What you have to do →
Set each entry down verbatim, omitting images.

Provided information →
━━━━━━━━━━
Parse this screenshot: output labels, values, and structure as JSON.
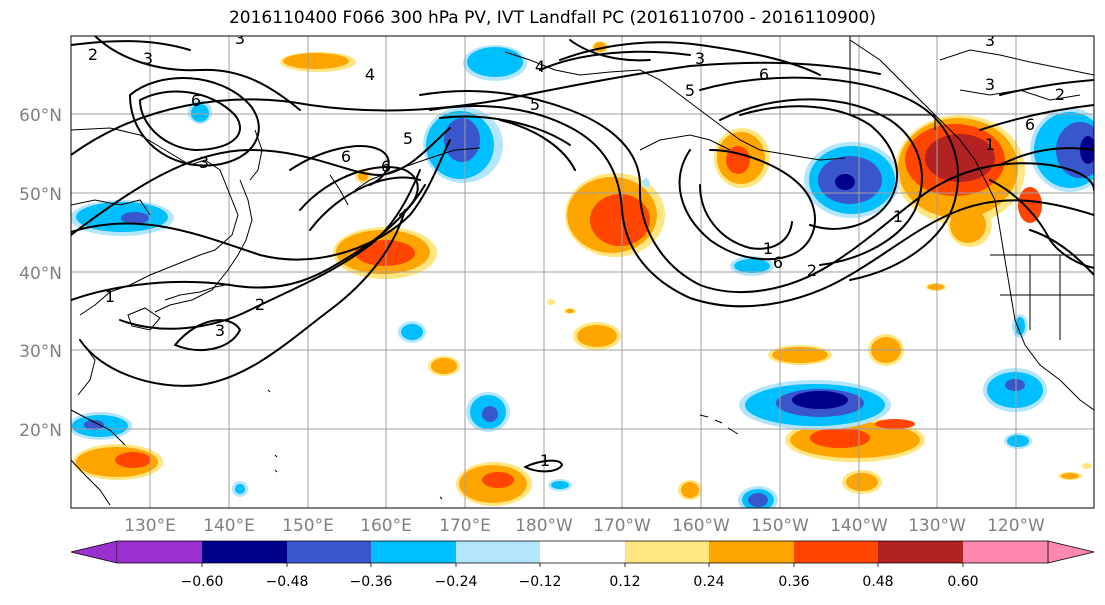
{
  "title": "2016110400 F066 300 hPa PV, IVT Landfall PC (2016110700 - 2016110900)",
  "lat_labels": [
    "60°N",
    "50°N",
    "40°N",
    "30°N",
    "20°N"
  ],
  "lon_labels": [
    "130°E",
    "140°E",
    "150°E",
    "160°E",
    "170°E",
    "180°W",
    "170°W",
    "160°W",
    "150°W",
    "140°W",
    "130°W",
    "120°W"
  ],
  "colorbar": {
    "tick_labels": [
      "−0.60",
      "−0.48",
      "−0.36",
      "−0.24",
      "−0.12",
      "0.12",
      "0.24",
      "0.36",
      "0.48",
      "0.60"
    ],
    "colors": [
      "#9b30d0",
      "#00008b",
      "#3a56cc",
      "#00bfff",
      "#b3e5fc",
      "#ffffff",
      "#ffe680",
      "#ffa500",
      "#ff4500",
      "#b22222",
      "#ff88b0"
    ]
  },
  "contour_labels": [
    "2",
    "3",
    "4",
    "3",
    "5",
    "6",
    "3",
    "5",
    "6",
    "6",
    "3",
    "5",
    "4",
    "3",
    "3",
    "1",
    "2",
    "3",
    "6",
    "1",
    "2",
    "1",
    "6",
    "1",
    "2",
    "1",
    "6"
  ],
  "colors": {
    "contour": "#000000",
    "grid": "#a0a0a0",
    "axis_text": "#808080"
  }
}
━━━━━━━━━━
Solution →
Parse this screenshot: output labels, values, and structure as JSON.
{
  "title": "2016110400 F066 300 hPa PV, IVT Landfall PC (2016110700 - 2016110900)",
  "lat_labels": [
    "60°N",
    "50°N",
    "40°N",
    "30°N",
    "20°N"
  ],
  "lon_labels": [
    "130°E",
    "140°E",
    "150°E",
    "160°E",
    "170°E",
    "180°W",
    "170°W",
    "160°W",
    "150°W",
    "140°W",
    "130°W",
    "120°W"
  ],
  "colorbar": {
    "tick_labels": [
      "−0.60",
      "−0.48",
      "−0.36",
      "−0.24",
      "−0.12",
      "0.12",
      "0.24",
      "0.36",
      "0.48",
      "0.60"
    ],
    "colors": [
      "#9b30d0",
      "#00008b",
      "#3a56cc",
      "#00bfff",
      "#b3e5fc",
      "#ffffff",
      "#ffe680",
      "#ffa500",
      "#ff4500",
      "#b22222",
      "#ff88b0"
    ]
  },
  "contour_labels": [
    "2",
    "3",
    "4",
    "3",
    "5",
    "6",
    "3",
    "5",
    "6",
    "6",
    "3",
    "5",
    "4",
    "3",
    "3",
    "1",
    "2",
    "3",
    "6",
    "1",
    "2",
    "1",
    "6",
    "1",
    "2",
    "1",
    "6"
  ],
  "colors": {
    "contour": "#000000",
    "grid": "#a0a0a0",
    "axis_text": "#808080"
  }
}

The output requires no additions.